'''

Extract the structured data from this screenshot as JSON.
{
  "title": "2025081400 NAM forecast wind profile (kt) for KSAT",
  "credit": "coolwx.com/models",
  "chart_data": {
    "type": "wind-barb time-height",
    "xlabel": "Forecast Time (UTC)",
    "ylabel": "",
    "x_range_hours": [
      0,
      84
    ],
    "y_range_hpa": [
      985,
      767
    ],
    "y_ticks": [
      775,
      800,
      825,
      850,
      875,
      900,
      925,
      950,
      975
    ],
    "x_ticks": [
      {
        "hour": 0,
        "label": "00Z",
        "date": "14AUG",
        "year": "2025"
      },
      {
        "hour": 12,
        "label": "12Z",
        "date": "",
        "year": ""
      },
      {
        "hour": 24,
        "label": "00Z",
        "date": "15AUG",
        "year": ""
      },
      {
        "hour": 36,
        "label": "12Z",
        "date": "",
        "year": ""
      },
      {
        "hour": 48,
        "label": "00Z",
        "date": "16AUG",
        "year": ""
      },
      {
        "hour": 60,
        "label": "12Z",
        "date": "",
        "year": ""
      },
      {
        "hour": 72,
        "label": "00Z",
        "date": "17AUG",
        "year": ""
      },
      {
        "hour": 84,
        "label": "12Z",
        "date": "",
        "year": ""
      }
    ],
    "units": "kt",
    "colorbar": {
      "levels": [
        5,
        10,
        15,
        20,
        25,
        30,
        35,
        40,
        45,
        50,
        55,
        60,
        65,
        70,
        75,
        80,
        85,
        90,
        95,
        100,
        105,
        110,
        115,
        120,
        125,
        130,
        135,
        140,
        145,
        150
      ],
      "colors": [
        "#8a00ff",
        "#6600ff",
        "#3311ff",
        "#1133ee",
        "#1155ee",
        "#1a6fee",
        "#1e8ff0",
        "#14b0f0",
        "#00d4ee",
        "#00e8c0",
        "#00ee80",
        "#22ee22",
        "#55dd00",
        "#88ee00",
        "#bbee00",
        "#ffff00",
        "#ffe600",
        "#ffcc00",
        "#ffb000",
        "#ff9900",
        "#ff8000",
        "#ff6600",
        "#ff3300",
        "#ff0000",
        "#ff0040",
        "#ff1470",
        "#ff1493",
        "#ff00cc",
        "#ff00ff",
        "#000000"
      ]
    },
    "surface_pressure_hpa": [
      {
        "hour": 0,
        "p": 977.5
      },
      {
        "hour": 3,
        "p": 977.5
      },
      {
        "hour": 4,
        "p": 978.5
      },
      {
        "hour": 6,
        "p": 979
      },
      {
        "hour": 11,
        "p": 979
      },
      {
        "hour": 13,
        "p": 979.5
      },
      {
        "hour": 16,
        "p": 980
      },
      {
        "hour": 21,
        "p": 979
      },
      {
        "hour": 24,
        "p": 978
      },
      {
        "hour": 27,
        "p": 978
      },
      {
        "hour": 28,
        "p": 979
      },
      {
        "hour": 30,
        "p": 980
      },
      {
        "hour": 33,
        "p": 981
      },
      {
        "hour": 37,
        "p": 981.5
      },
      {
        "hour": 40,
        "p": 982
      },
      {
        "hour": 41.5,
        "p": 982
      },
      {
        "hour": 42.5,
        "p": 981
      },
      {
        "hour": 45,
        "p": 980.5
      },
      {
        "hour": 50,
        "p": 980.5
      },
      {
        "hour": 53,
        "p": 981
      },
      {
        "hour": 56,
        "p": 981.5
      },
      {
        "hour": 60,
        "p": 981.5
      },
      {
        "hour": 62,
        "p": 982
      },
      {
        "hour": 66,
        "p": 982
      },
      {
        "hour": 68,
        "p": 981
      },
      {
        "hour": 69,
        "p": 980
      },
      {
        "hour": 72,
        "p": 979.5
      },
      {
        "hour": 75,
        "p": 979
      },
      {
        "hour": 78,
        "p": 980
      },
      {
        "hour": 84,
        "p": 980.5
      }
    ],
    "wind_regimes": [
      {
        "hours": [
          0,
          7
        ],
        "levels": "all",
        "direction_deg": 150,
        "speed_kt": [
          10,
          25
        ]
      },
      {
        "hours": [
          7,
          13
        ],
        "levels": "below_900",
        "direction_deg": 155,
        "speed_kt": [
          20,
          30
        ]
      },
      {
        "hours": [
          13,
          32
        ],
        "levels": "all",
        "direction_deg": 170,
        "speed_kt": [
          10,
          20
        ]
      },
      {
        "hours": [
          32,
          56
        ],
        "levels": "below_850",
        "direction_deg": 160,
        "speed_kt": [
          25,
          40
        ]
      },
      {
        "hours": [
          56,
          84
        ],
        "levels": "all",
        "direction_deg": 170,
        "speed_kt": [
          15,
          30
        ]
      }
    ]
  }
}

'''

▶ Problem requirements: Copy out every entry again, exactly as it was given.

▶ Result of this task:
Extract the structured data from this screenshot as JSON.
{
  "title": "2025081400 NAM forecast wind profile (kt) for KSAT",
  "credit": "coolwx.com/models",
  "chart_data": {
    "type": "wind-barb time-height",
    "xlabel": "Forecast Time (UTC)",
    "ylabel": "",
    "x_range_hours": [
      0,
      84
    ],
    "y_range_hpa": [
      985,
      767
    ],
    "y_ticks": [
      775,
      800,
      825,
      850,
      875,
      900,
      925,
      950,
      975
    ],
    "x_ticks": [
      {
        "hour": 0,
        "label": "00Z",
        "date": "14AUG",
        "year": "2025"
      },
      {
        "hour": 12,
        "label": "12Z",
        "date": "",
        "year": ""
      },
      {
        "hour": 24,
        "label": "00Z",
        "date": "15AUG",
        "year": ""
      },
      {
        "hour": 36,
        "label": "12Z",
        "date": "",
        "year": ""
      },
      {
        "hour": 48,
        "label": "00Z",
        "date": "16AUG",
        "year": ""
      },
      {
        "hour": 60,
        "label": "12Z",
        "date": "",
        "year": ""
      },
      {
        "hour": 72,
        "label": "00Z",
        "date": "17AUG",
        "year": ""
      },
      {
        "hour": 84,
        "label": "12Z",
        "date": "",
        "year": ""
      }
    ],
    "units": "kt",
    "colorbar": {
      "levels": [
        5,
        10,
        15,
        20,
        25,
        30,
        35,
        40,
        45,
        50,
        55,
        60,
        65,
        70,
        75,
        80,
        85,
        90,
        95,
        100,
        105,
        110,
        115,
        120,
        125,
        130,
        135,
        140,
        145,
        150
      ],
      "colors": [
        "#8a00ff",
        "#6600ff",
        "#3311ff",
        "#1133ee",
        "#1155ee",
        "#1a6fee",
        "#1e8ff0",
        "#14b0f0",
        "#00d4ee",
        "#00e8c0",
        "#00ee80",
        "#22ee22",
        "#55dd00",
        "#88ee00",
        "#bbee00",
        "#ffff00",
        "#ffe600",
        "#ffcc00",
        "#ffb000",
        "#ff9900",
        "#ff8000",
        "#ff6600",
        "#ff3300",
        "#ff0000",
        "#ff0040",
        "#ff1470",
        "#ff1493",
        "#ff00cc",
        "#ff00ff",
        "#000000"
      ]
    },
    "surface_pressure_hpa": [
      {
        "hour": 0,
        "p": 977.5
      },
      {
        "hour": 3,
        "p": 977.5
      },
      {
        "hour": 4,
        "p": 978.5
      },
      {
        "hour": 6,
        "p": 979
      },
      {
        "hour": 11,
        "p": 979
      },
      {
        "hour": 13,
        "p": 979.5
      },
      {
        "hour": 16,
        "p": 980
      },
      {
        "hour": 21,
        "p": 979
      },
      {
        "hour": 24,
        "p": 978
      },
      {
        "hour": 27,
        "p": 978
      },
      {
        "hour": 28,
        "p": 979
      },
      {
        "hour": 30,
        "p": 980
      },
      {
        "hour": 33,
        "p": 981
      },
      {
        "hour": 37,
        "p": 981.5
      },
      {
        "hour": 40,
        "p": 982
      },
      {
        "hour": 41.5,
        "p": 982
      },
      {
        "hour": 42.5,
        "p": 981
      },
      {
        "hour": 45,
        "p": 980.5
      },
      {
        "hour": 50,
        "p": 980.5
      },
      {
        "hour": 53,
        "p": 981
      },
      {
        "hour": 56,
        "p": 981.5
      },
      {
        "hour": 60,
        "p": 981.5
      },
      {
        "hour": 62,
        "p": 982
      },
      {
        "hour": 66,
        "p": 982
      },
      {
        "hour": 68,
        "p": 981
      },
      {
        "hour": 69,
        "p": 980
      },
      {
        "hour": 72,
        "p": 979.5
      },
      {
        "hour": 75,
        "p": 979
      },
      {
        "hour": 78,
        "p": 980
      },
      {
        "hour": 84,
        "p": 980.5
      }
    ],
    "wind_regimes": [
      {
        "hours": [
          0,
          7
        ],
        "levels": "all",
        "direction_deg": 150,
        "speed_kt": [
          10,
          25
        ]
      },
      {
        "hours": [
          7,
          13
        ],
        "levels": "below_900",
        "direction_deg": 155,
        "speed_kt": [
          20,
          30
        ]
      },
      {
        "hours": [
          13,
          32
        ],
        "levels": "all",
        "direction_deg": 170,
        "speed_kt": [
          10,
          20
        ]
      },
      {
        "hours": [
          32,
          56
        ],
        "levels": "below_850",
        "direction_deg": 160,
        "speed_kt": [
          25,
          40
        ]
      },
      {
        "hours": [
          56,
          84
        ],
        "levels": "all",
        "direction_deg": 170,
        "speed_kt": [
          15,
          30
        ]
      }
    ]
  }
}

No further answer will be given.